>> Start Supplied information

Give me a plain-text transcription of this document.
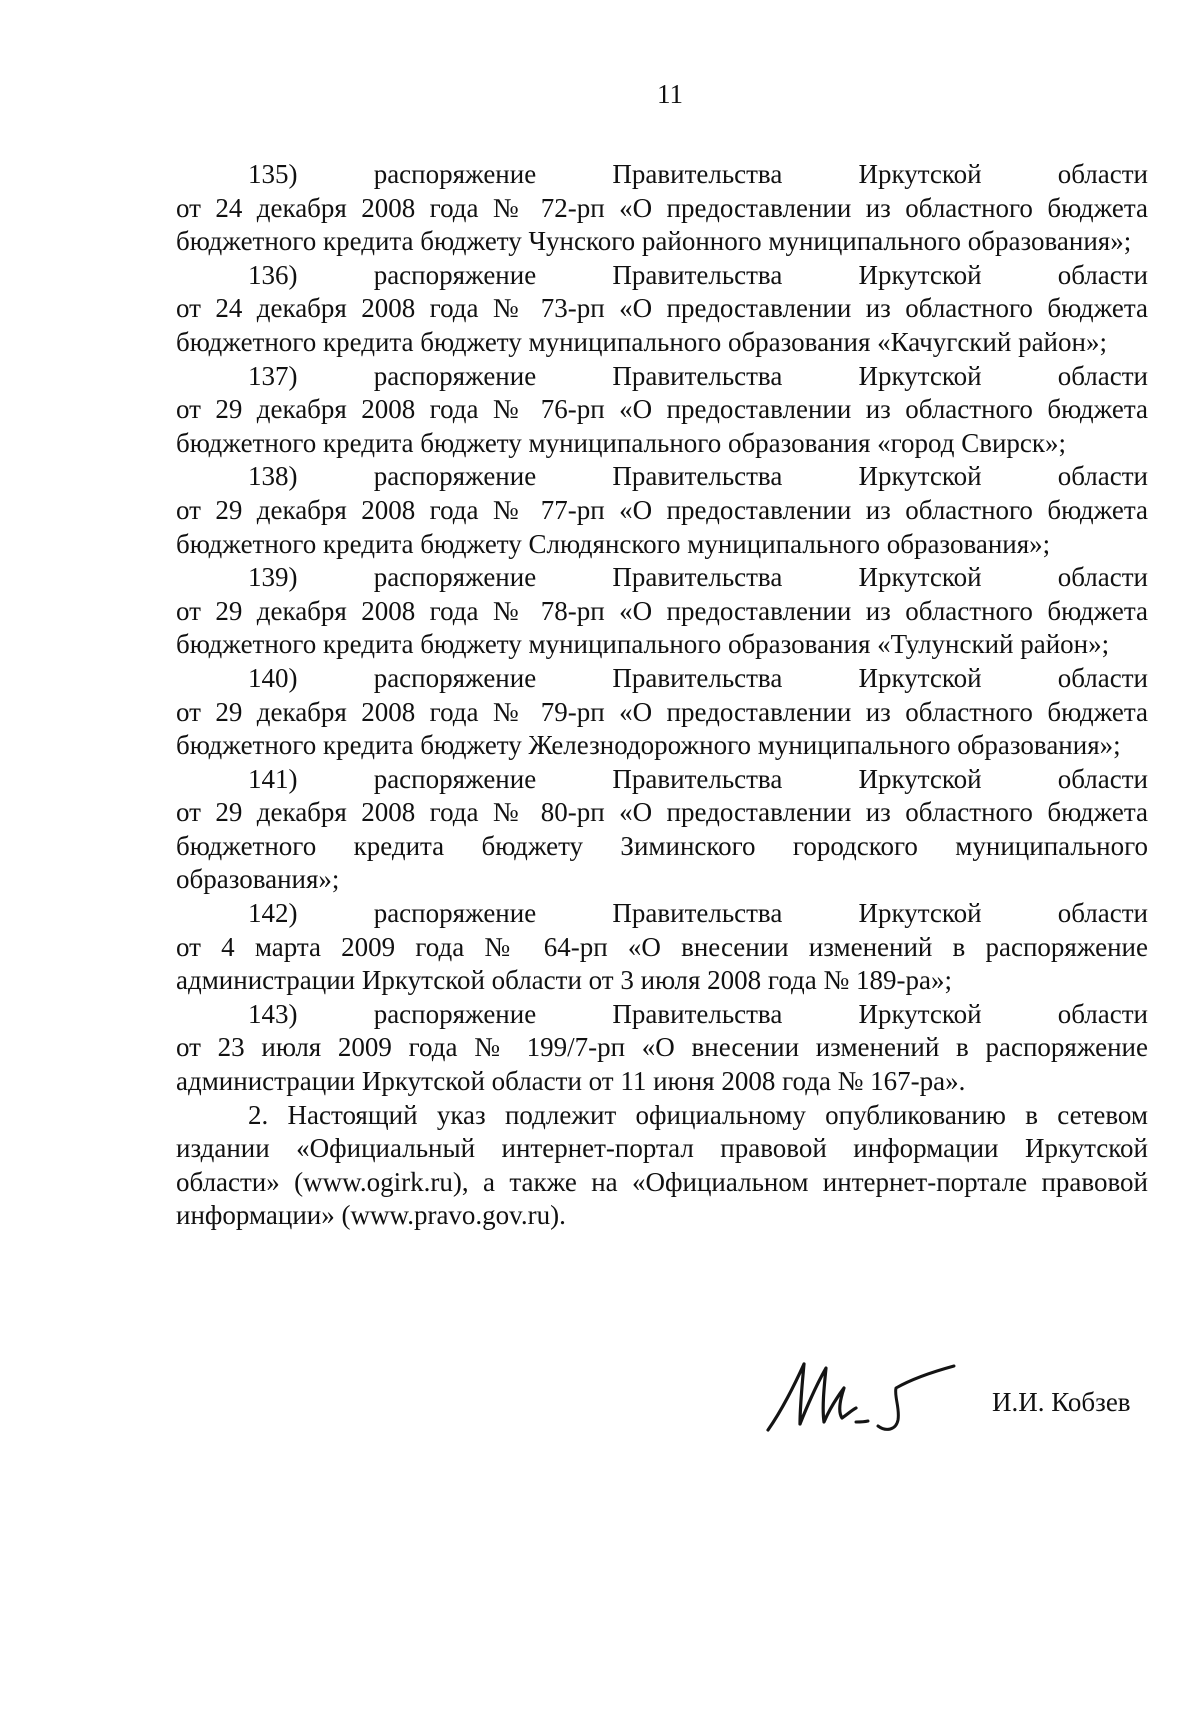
11
135)	распоряжение	Правительства	Иркутской	области
от 24 декабря 2008 года № 72-рп «О предоставлении из областного бюджета бюджетного кредита бюджету Чунского районного муниципального образования»;
136)	распоряжение	Правительства	Иркутской	области
от 24 декабря 2008 года № 73-рп «О предоставлении из областного бюджета бюджетного кредита бюджету муниципального образования «Качугский район»;
137)	распоряжение	Правительства	Иркутской	области
от 29 декабря 2008 года № 76-рп «О предоставлении из областного бюджета бюджетного кредита бюджету муниципального образования «город Свирск»;
138)	распоряжение	Правительства	Иркутской	области
от 29 декабря 2008 года № 77-рп «О предоставлении из областного бюджета бюджетного кредита бюджету Слюдянского муниципального образования»;
139)	распоряжение	Правительства	Иркутской	области
от 29 декабря 2008 года № 78-рп «О предоставлении из областного бюджета бюджетного кредита бюджету муниципального образования «Тулунский район»;
140)	распоряжение	Правительства	Иркутской	области
от 29 декабря 2008 года № 79-рп «О предоставлении из областного бюджета бюджетного кредита бюджету Железнодорожного муниципального образования»;
141)	распоряжение	Правительства	Иркутской	области
от 29 декабря 2008 года № 80-рп «О предоставлении из областного бюджета бюджетного кредита бюджету Зиминского городского муниципального образования»;
142)	распоряжение	Правительства	Иркутской	области
от 4 марта 2009 года № 64-рп «О внесении изменений в распоряжение администрации Иркутской области от 3 июля 2008 года № 189-ра»;
143)	распоряжение	Правительства	Иркутской	области
от 23 июля 2009 года № 199/7-рп «О внесении изменений в распоряжение администрации Иркутской области от 11 июня 2008 года № 167-ра».

2. Настоящий указ подлежит официальному опубликованию в сетевом издании «Официальный интернет-портал правовой информации Иркутской области» (www.ogirk.ru), а также на «Официальном интернет-портале правовой информации» (www.pravo.gov.ru).

И.И. Кобзев
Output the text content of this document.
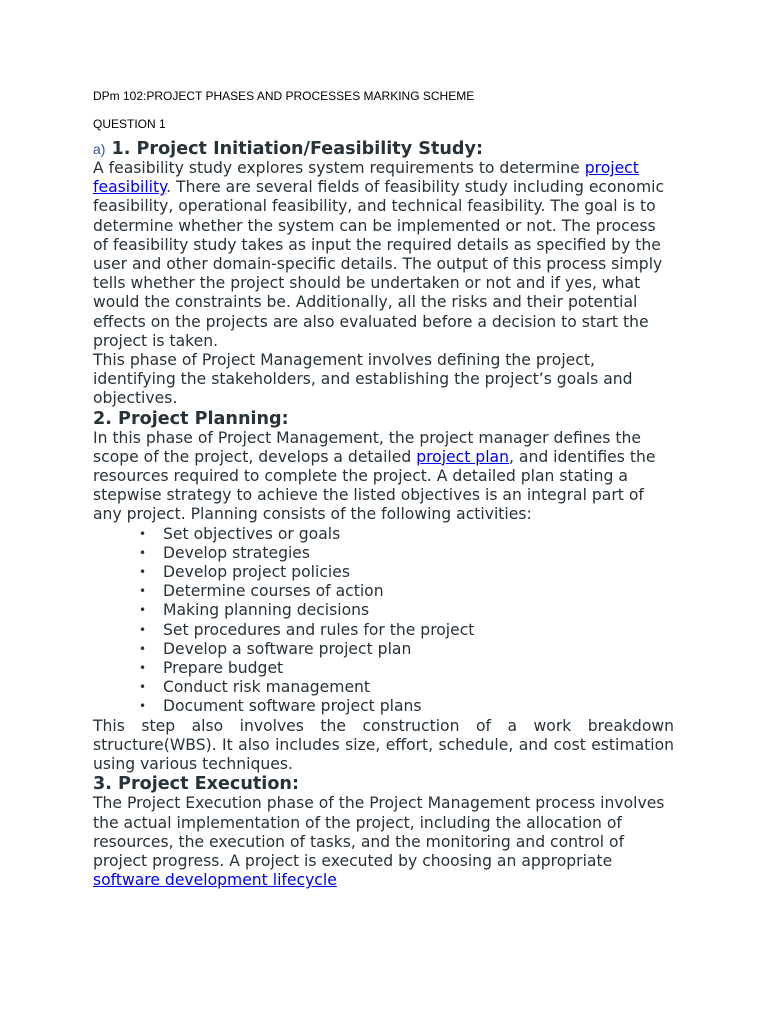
DPm 102:PROJECT PHASES AND PROCESSES MARKING SCHEME

QUESTION 1

a) 1. Project Initiation/Feasibility Study:

A feasibility study explores system requirements to determine project feasibility. There are several fields of feasibility study including economic feasibility, operational feasibility, and technical feasibility. The goal is to determine whether the system can be implemented or not. The process of feasibility study takes as input the required details as specified by the user and other domain-specific details. The output of this process simply tells whether the project should be undertaken or not and if yes, what would the constraints be. Additionally, all the risks and their potential effects on the projects are also evaluated before a decision to start the project is taken.

This phase of Project Management involves defining the project, identifying the stakeholders, and establishing the project’s goals and objectives.

2. Project Planning:

In this phase of Project Management, the project manager defines the scope of the project, develops a detailed project plan, and identifies the resources required to complete the project. A detailed plan stating a stepwise strategy to achieve the listed objectives is an integral part of any project. Planning consists of the following activities:

• Set objectives or goals
• Develop strategies
• Develop project policies
• Determine courses of action
• Making planning decisions
• Set procedures and rules for the project
• Develop a software project plan
• Prepare budget
• Conduct risk management
• Document software project plans

This step also involves the construction of a work breakdown structure(WBS). It also includes size, effort, schedule, and cost estimation using various techniques.

3. Project Execution:

The Project Execution phase of the Project Management process involves the actual implementation of the project, including the allocation of resources, the execution of tasks, and the monitoring and control of project progress. A project is executed by choosing an appropriate software development lifecycle
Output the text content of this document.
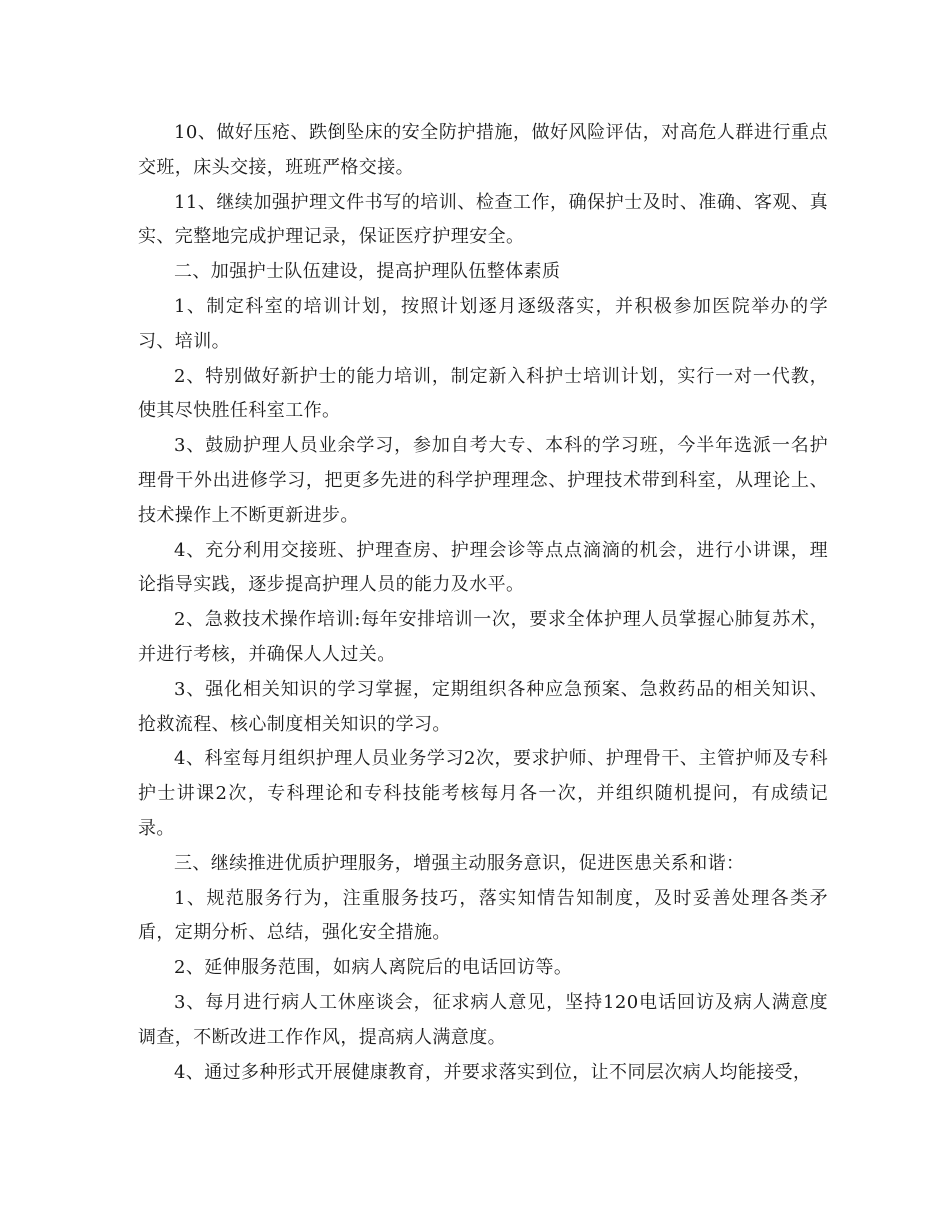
10、做好压疮、跌倒坠床的安全防护措施，做好风险评估，对高危人群进行重点交班，床头交接，班班严格交接。

11、继续加强护理文件书写的培训、检查工作，确保护士及时、准确、客观、真实、完整地完成护理记录，保证医疗护理安全。

二、加强护士队伍建设，提高护理队伍整体素质

1、制定科室的培训计划，按照计划逐月逐级落实，并积极参加医院举办的学习、培训。

2、特别做好新护士的能力培训，制定新入科护士培训计划，实行一对一代教，使其尽快胜任科室工作。

3、鼓励护理人员业余学习，参加自考大专、本科的学习班，今半年选派一名护理骨干外出进修学习，把更多先进的科学护理理念、护理技术带到科室，从理论上、技术操作上不断更新进步。

4、充分利用交接班、护理查房、护理会诊等点点滴滴的机会，进行小讲课，理论指导实践，逐步提高护理人员的能力及水平。

2、急救技术操作培训:每年安排培训一次，要求全体护理人员掌握心肺复苏术，并进行考核，并确保人人过关。

3、强化相关知识的学习掌握，定期组织各种应急预案、急救药品的相关知识、抢救流程、核心制度相关知识的学习。

4、科室每月组织护理人员业务学习2次，要求护师、护理骨干、主管护师及专科护士讲课2次，专科理论和专科技能考核每月各一次，并组织随机提问，有成绩记录。

三、继续推进优质护理服务，增强主动服务意识，促进医患关系和谐：

1、规范服务行为，注重服务技巧，落实知情告知制度，及时妥善处理各类矛盾，定期分析、总结，强化安全措施。

2、延伸服务范围，如病人离院后的电话回访等。

3、每月进行病人工休座谈会，征求病人意见，坚持120电话回访及病人满意度调查，不断改进工作作风，提高病人满意度。

4、通过多种形式开展健康教育，并要求落实到位，让不同层次病人均能接受，
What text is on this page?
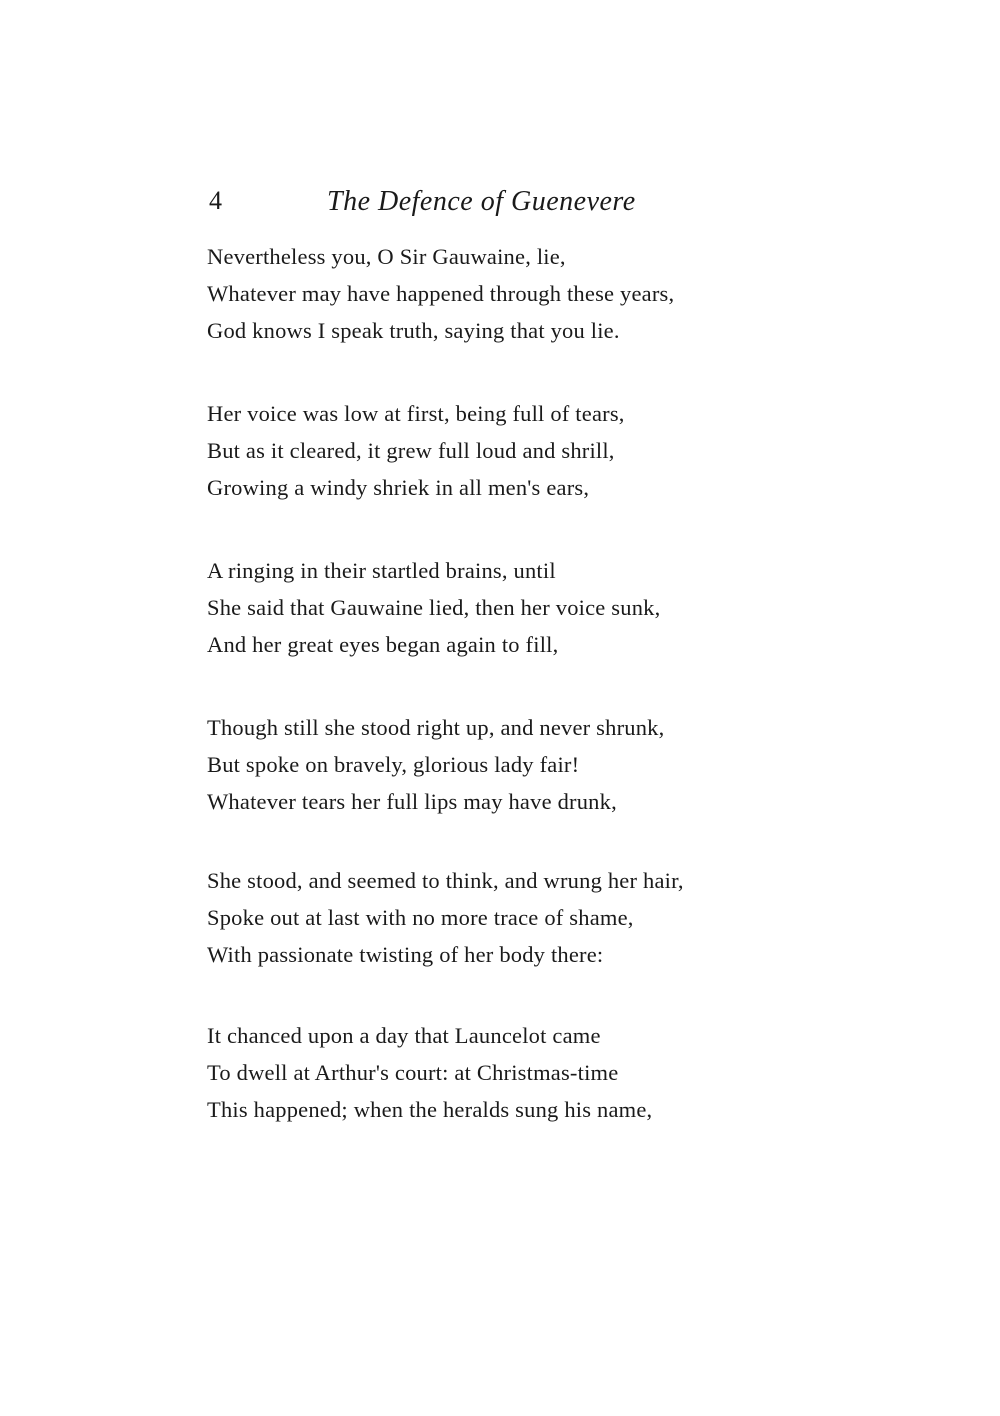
4	The Defence of Guenevere
Nevertheless you, O Sir Gauwaine, lie,
Whatever may have happened through these years,
God knows I speak truth, saying that you lie.
Her voice was low at first, being full of tears,
But as it cleared, it grew full loud and shrill,
Growing a windy shriek in all men's ears,
A ringing in their startled brains, until
She said that Gauwaine lied, then her voice sunk,
And her great eyes began again to fill,
Though still she stood right up, and never shrunk,
But spoke on bravely, glorious lady fair!
Whatever tears her full lips may have drunk,
She stood, and seemed to think, and wrung her hair,
Spoke out at last with no more trace of shame,
With passionate twisting of her body there:
It chanced upon a day that Launcelot came
To dwell at Arthur's court: at Christmas-time
This happened; when the heralds sung his name,
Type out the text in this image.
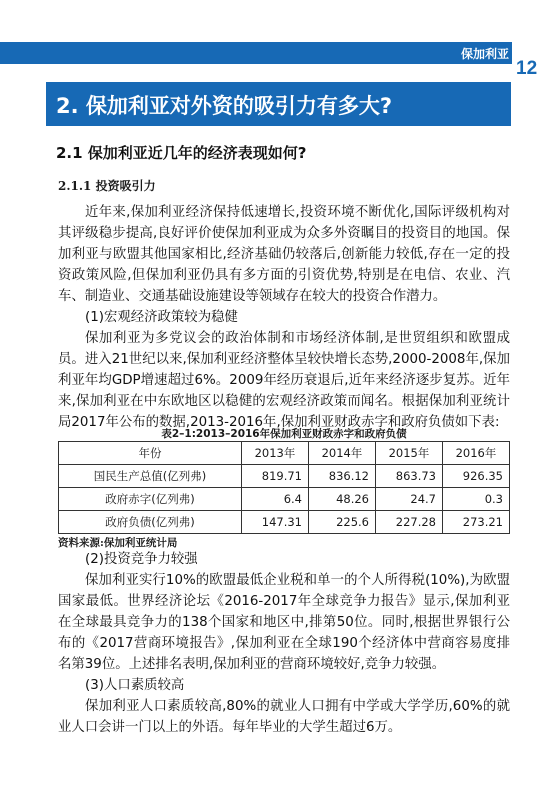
保加利亚
12
2. 保加利亚对外资的吸引力有多大?
2.1 保加利亚近几年的经济表现如何?
2.1.1 投资吸引力

近年来,保加利亚经济保持低速增长,投资环境不断优化,国际评级机构对其评级稳步提高,良好评价使保加利亚成为众多外资瞩目的投资目的地国。保加利亚与欧盟其他国家相比,经济基础仍较落后,创新能力较低,存在一定的投资政策风险,但保加利亚仍具有多方面的引资优势,特别是在电信、农业、汽车、制造业、交通基础设施建设等领域存在较大的投资合作潜力。

(1)宏观经济政策较为稳健

保加利亚为多党议会的政治体制和市场经济体制,是世贸组织和欧盟成员。进入21世纪以来,保加利亚经济整体呈较快增长态势,2000-2008年,保加利亚年均GDP增速超过6%。2009年经历衰退后,近年来经济逐步复苏。近年来,保加利亚在中东欧地区以稳健的宏观经济政策而闻名。根据保加利亚统计局2017年公布的数据,2013-2016年,保加利亚财政赤字和政府负债如下表:

表2–1:2013–2016年保加利亚财政赤字和政府负债
年份	2013年	2014年	2015年	2016年
国民生产总值(亿列弗)	819.71	836.12	863.73	926.35
政府赤字(亿列弗)	6.4	48.26	24.7	0.3
政府负债(亿列弗)	147.31	225.6	227.28	273.21
资料来源:保加利亚统计局

(2)投资竞争力较强

保加利亚实行10%的欧盟最低企业税和单一的个人所得税(10%),为欧盟国家最低。世界经济论坛《2016-2017年全球竞争力报告》显示,保加利亚在全球最具竞争力的138个国家和地区中,排第50位。同时,根据世界银行公布的《2017营商环境报告》,保加利亚在全球190个经济体中营商容易度排名第39位。上述排名表明,保加利亚的营商环境较好,竞争力较强。

(3)人口素质较高

保加利亚人口素质较高,80%的就业人口拥有中学或大学学历,60%的就业人口会讲一门以上的外语。每年毕业的大学生超过6万。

>> End Supplied information

**Exercise requirements:** Scan the records above for the string "text", then report every line that contains it.

**Task output:**
Give me a plain-text transcription of this document.
Output the text content of this document.
Output the text content of this document.
What text is on this page?
Type out the text in this image.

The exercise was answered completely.